● Exercise:
From the entries below, extract every line that includes the word "белые".

● Entries provided:
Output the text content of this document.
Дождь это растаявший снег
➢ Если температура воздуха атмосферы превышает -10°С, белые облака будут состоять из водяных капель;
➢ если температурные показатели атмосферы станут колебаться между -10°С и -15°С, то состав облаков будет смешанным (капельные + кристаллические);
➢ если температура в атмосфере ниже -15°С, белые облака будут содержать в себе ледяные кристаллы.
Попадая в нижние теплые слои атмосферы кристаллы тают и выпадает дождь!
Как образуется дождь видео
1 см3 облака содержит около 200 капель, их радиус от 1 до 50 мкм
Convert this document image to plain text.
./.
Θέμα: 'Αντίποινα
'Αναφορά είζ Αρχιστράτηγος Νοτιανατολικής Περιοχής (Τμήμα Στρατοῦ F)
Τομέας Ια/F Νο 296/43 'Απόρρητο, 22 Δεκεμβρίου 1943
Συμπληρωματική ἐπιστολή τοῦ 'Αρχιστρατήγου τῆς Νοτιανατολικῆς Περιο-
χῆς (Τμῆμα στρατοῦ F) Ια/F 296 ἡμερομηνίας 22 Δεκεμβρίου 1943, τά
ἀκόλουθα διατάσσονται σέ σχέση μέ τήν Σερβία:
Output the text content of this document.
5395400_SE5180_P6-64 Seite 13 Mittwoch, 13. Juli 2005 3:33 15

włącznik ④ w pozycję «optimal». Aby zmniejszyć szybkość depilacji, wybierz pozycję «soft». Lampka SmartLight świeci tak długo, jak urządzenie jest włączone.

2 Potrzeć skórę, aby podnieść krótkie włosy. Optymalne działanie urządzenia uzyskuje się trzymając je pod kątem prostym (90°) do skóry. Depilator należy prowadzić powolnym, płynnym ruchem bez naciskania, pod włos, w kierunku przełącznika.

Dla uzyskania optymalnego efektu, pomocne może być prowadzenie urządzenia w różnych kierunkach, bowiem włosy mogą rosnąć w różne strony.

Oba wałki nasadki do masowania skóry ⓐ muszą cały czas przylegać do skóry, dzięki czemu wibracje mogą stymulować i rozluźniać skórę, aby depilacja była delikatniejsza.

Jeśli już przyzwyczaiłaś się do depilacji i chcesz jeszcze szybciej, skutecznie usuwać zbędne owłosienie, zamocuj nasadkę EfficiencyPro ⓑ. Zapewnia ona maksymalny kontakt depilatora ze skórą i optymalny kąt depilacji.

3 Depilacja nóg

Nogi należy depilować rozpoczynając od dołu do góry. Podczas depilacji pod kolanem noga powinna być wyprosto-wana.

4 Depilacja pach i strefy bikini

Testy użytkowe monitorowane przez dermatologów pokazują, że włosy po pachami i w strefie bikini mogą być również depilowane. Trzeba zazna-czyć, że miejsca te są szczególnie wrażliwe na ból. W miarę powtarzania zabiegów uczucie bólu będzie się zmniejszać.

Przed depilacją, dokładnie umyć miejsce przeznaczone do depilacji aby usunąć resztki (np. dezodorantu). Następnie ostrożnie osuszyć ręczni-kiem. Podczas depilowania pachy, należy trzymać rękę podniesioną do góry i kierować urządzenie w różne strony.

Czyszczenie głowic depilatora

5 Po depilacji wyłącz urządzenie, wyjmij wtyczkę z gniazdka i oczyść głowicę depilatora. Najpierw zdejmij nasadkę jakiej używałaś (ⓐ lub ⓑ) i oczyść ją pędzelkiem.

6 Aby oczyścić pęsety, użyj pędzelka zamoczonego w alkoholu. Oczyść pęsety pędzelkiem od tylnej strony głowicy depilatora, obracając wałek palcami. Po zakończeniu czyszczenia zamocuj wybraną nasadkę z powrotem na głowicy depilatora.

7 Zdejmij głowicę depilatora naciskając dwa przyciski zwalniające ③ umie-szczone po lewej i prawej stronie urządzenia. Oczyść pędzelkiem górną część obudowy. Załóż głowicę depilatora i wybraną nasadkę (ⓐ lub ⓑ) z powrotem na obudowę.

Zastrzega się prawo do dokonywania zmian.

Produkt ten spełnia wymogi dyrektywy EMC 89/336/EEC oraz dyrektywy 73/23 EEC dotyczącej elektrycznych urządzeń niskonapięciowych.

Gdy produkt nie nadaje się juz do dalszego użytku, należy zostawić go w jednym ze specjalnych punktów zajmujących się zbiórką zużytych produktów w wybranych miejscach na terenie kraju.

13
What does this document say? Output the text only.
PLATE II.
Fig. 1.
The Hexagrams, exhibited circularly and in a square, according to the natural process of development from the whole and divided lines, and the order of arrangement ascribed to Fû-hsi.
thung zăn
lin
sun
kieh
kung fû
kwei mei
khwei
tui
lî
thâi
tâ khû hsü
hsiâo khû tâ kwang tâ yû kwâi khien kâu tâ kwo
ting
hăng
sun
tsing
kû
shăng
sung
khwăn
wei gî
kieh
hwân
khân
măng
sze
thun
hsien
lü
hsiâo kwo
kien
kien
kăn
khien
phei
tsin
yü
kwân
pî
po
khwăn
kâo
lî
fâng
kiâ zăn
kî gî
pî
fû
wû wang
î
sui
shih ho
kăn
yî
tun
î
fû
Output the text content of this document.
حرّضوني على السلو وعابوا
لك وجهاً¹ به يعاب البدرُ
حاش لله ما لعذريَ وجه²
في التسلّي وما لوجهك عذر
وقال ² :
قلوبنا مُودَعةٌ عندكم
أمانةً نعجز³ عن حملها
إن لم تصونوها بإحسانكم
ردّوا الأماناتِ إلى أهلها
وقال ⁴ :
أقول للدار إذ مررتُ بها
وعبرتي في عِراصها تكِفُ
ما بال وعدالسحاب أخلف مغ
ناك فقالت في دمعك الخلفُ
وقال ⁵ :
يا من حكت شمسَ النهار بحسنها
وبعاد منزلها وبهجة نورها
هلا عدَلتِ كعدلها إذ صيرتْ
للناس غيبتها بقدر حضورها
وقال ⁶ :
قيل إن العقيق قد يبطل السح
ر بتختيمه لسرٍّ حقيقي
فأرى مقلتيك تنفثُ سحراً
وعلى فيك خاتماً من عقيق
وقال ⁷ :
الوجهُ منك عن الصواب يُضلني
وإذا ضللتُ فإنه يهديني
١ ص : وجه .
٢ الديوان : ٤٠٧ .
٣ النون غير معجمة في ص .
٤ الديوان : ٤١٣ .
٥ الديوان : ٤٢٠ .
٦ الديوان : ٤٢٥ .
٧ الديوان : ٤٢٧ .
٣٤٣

● Complete answer:
➢ Если температура воздуха атмосферы превышает -10°С, белые облака будут состоять из водяных капель;
➢ если температура в атмосфере ниже -15°С, белые облака будут содержать в себе ледяные кристаллы.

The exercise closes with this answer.